((
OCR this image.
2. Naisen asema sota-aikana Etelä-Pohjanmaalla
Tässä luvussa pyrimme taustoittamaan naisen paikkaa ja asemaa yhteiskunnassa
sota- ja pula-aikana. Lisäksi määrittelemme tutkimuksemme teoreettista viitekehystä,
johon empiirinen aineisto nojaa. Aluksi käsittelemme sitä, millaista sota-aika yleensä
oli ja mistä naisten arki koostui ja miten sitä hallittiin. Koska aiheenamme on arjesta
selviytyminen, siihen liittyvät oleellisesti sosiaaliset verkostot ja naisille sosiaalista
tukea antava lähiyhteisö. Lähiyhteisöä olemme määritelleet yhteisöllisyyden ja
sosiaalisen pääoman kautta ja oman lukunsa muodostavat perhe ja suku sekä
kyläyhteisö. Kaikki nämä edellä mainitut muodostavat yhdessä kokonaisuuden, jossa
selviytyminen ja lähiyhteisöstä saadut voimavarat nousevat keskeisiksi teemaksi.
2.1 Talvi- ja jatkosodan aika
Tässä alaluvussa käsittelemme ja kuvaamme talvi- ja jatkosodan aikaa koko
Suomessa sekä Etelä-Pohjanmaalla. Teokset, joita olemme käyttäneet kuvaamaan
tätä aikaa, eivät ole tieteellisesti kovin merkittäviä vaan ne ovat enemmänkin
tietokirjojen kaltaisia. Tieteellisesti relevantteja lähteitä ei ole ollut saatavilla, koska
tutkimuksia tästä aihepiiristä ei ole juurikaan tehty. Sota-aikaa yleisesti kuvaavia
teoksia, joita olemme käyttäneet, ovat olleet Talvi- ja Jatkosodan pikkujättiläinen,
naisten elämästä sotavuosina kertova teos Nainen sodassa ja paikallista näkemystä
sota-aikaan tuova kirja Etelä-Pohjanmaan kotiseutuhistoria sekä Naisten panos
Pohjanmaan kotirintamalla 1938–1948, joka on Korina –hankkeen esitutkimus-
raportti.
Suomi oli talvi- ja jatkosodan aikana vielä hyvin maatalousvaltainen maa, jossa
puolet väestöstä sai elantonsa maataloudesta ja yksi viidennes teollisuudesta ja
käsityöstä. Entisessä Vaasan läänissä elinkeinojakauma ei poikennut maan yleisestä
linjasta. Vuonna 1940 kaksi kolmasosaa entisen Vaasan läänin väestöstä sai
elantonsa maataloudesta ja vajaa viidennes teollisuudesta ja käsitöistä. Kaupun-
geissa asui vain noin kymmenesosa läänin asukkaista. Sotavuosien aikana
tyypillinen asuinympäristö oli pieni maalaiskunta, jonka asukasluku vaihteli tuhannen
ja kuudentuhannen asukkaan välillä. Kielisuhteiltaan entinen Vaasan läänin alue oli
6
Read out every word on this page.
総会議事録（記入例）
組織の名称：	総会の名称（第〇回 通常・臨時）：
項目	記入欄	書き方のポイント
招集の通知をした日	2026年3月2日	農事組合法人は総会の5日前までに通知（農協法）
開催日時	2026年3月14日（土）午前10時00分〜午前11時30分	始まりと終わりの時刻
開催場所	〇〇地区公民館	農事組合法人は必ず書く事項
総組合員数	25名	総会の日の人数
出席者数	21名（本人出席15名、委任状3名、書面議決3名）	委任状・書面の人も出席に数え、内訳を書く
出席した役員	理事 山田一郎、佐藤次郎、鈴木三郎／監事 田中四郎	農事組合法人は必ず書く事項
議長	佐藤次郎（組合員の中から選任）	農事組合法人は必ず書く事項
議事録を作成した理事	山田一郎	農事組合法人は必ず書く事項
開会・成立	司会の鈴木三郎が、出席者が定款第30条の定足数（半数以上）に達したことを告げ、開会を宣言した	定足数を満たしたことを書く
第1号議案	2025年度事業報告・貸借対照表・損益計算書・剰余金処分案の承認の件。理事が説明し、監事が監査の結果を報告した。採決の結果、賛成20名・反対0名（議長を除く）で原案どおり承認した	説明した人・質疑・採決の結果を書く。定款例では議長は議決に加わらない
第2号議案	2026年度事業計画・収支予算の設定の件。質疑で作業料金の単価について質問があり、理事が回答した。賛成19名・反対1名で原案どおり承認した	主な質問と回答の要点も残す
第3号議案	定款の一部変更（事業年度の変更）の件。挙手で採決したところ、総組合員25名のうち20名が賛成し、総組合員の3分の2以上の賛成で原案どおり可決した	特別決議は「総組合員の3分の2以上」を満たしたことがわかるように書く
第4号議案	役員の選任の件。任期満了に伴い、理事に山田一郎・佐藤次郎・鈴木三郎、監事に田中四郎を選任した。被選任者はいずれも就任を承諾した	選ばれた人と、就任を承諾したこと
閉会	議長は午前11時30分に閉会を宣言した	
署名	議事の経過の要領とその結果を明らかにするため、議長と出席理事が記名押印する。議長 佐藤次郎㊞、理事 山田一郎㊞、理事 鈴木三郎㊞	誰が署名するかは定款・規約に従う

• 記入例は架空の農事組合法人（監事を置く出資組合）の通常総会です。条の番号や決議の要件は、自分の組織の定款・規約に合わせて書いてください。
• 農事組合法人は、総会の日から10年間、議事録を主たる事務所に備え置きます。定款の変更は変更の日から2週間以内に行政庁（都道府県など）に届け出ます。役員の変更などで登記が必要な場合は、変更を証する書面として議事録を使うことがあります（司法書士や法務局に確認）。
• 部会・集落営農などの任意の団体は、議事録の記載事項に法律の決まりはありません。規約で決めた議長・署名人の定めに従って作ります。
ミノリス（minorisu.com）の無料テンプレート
))
■ What you are asked to do:
Each entry above is to be set down again in exactly the same words.

■ Solution for this task:
OCR this image.
2. Naisen asema sota-aikana Etelä-Pohjanmaalla
Tässä luvussa pyrimme taustoittamaan naisen paikkaa ja asemaa yhteiskunnassa
sota- ja pula-aikana. Lisäksi määrittelemme tutkimuksemme teoreettista viitekehystä,
johon empiirinen aineisto nojaa. Aluksi käsittelemme sitä, millaista sota-aika yleensä
oli ja mistä naisten arki koostui ja miten sitä hallittiin. Koska aiheenamme on arjesta
selviytyminen, siihen liittyvät oleellisesti sosiaaliset verkostot ja naisille sosiaalista
tukea antava lähiyhteisö. Lähiyhteisöä olemme määritelleet yhteisöllisyyden ja
sosiaalisen pääoman kautta ja oman lukunsa muodostavat perhe ja suku sekä
kyläyhteisö. Kaikki nämä edellä mainitut muodostavat yhdessä kokonaisuuden, jossa
selviytyminen ja lähiyhteisöstä saadut voimavarat nousevat keskeisiksi teemaksi.
2.1 Talvi- ja jatkosodan aika
Tässä alaluvussa käsittelemme ja kuvaamme talvi- ja jatkosodan aikaa koko
Suomessa sekä Etelä-Pohjanmaalla. Teokset, joita olemme käyttäneet kuvaamaan
tätä aikaa, eivät ole tieteellisesti kovin merkittäviä vaan ne ovat enemmänkin
tietokirjojen kaltaisia. Tieteellisesti relevantteja lähteitä ei ole ollut saatavilla, koska
tutkimuksia tästä aihepiiristä ei ole juurikaan tehty. Sota-aikaa yleisesti kuvaavia
teoksia, joita olemme käyttäneet, ovat olleet Talvi- ja Jatkosodan pikkujättiläinen,
naisten elämästä sotavuosina kertova teos Nainen sodassa ja paikallista näkemystä
sota-aikaan tuova kirja Etelä-Pohjanmaan kotiseutuhistoria sekä Naisten panos
Pohjanmaan kotirintamalla 1938–1948, joka on Korina –hankkeen esitutkimus-
raportti.
Suomi oli talvi- ja jatkosodan aikana vielä hyvin maatalousvaltainen maa, jossa
puolet väestöstä sai elantonsa maataloudesta ja yksi viidennes teollisuudesta ja
käsityöstä. Entisessä Vaasan läänissä elinkeinojakauma ei poikennut maan yleisestä
linjasta. Vuonna 1940 kaksi kolmasosaa entisen Vaasan läänin väestöstä sai
elantonsa maataloudesta ja vajaa viidennes teollisuudesta ja käsitöistä. Kaupun-
geissa asui vain noin kymmenesosa läänin asukkaista. Sotavuosien aikana
tyypillinen asuinympäristö oli pieni maalaiskunta, jonka asukasluku vaihteli tuhannen
ja kuudentuhannen asukkaan välillä. Kielisuhteiltaan entinen Vaasan läänin alue oli
6
Read out every word on this page.
総会議事録（記入例）
組織の名称：	総会の名称（第〇回 通常・臨時）：
項目	記入欄	書き方のポイント
招集の通知をした日	2026年3月2日	農事組合法人は総会の5日前までに通知（農協法）
開催日時	2026年3月14日（土）午前10時00分〜午前11時30分	始まりと終わりの時刻
開催場所	〇〇地区公民館	農事組合法人は必ず書く事項
総組合員数	25名	総会の日の人数
出席者数	21名（本人出席15名、委任状3名、書面議決3名）	委任状・書面の人も出席に数え、内訳を書く
出席した役員	理事 山田一郎、佐藤次郎、鈴木三郎／監事 田中四郎	農事組合法人は必ず書く事項
議長	佐藤次郎（組合員の中から選任）	農事組合法人は必ず書く事項
議事録を作成した理事	山田一郎	農事組合法人は必ず書く事項
開会・成立	司会の鈴木三郎が、出席者が定款第30条の定足数（半数以上）に達したことを告げ、開会を宣言した	定足数を満たしたことを書く
第1号議案	2025年度事業報告・貸借対照表・損益計算書・剰余金処分案の承認の件。理事が説明し、監事が監査の結果を報告した。採決の結果、賛成20名・反対0名（議長を除く）で原案どおり承認した	説明した人・質疑・採決の結果を書く。定款例では議長は議決に加わらない
第2号議案	2026年度事業計画・収支予算の設定の件。質疑で作業料金の単価について質問があり、理事が回答した。賛成19名・反対1名で原案どおり承認した	主な質問と回答の要点も残す
第3号議案	定款の一部変更（事業年度の変更）の件。挙手で採決したところ、総組合員25名のうち20名が賛成し、総組合員の3分の2以上の賛成で原案どおり可決した	特別決議は「総組合員の3分の2以上」を満たしたことがわかるように書く
第4号議案	役員の選任の件。任期満了に伴い、理事に山田一郎・佐藤次郎・鈴木三郎、監事に田中四郎を選任した。被選任者はいずれも就任を承諾した	選ばれた人と、就任を承諾したこと
閉会	議長は午前11時30分に閉会を宣言した	
署名	議事の経過の要領とその結果を明らかにするため、議長と出席理事が記名押印する。議長 佐藤次郎㊞、理事 山田一郎㊞、理事 鈴木三郎㊞	誰が署名するかは定款・規約に従う

• 記入例は架空の農事組合法人（監事を置く出資組合）の通常総会です。条の番号や決議の要件は、自分の組織の定款・規約に合わせて書いてください。
• 農事組合法人は、総会の日から10年間、議事録を主たる事務所に備え置きます。定款の変更は変更の日から2週間以内に行政庁（都道府県など）に届け出ます。役員の変更などで登記が必要な場合は、変更を証する書面として議事録を使うことがあります（司法書士や法務局に確認）。
• 部会・集落営農などの任意の団体は、議事録の記載事項に法律の決まりはありません。規約で決めた議長・署名人の定めに従って作ります。
ミノリス（minorisu.com）の無料テンプレート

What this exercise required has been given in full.